WHAT THIS TASK INVOLVES: Write out the records below once more, exactly as they stand.

DATA FOR THIS EXERCISE:
_ _ _ _ _ _ _

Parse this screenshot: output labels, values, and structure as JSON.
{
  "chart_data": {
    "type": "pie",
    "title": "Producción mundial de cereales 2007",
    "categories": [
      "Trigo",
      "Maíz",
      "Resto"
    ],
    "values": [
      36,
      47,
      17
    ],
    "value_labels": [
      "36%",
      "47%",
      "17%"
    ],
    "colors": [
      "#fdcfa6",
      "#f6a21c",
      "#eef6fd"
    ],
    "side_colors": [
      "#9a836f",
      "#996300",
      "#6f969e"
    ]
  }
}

_ _ _ _ _ _ _

EXPECTED OUTPUT:
Parse this screenshot: output labels, values, and structure as JSON.
{
  "chart_data": {
    "type": "pie",
    "title": "Producción mundial de cereales 2007",
    "categories": [
      "Trigo",
      "Maíz",
      "Resto"
    ],
    "values": [
      36,
      47,
      17
    ],
    "value_labels": [
      "36%",
      "47%",
      "17%"
    ],
    "colors": [
      "#fdcfa6",
      "#f6a21c",
      "#eef6fd"
    ],
    "side_colors": [
      "#9a836f",
      "#996300",
      "#6f969e"
    ]
  }
}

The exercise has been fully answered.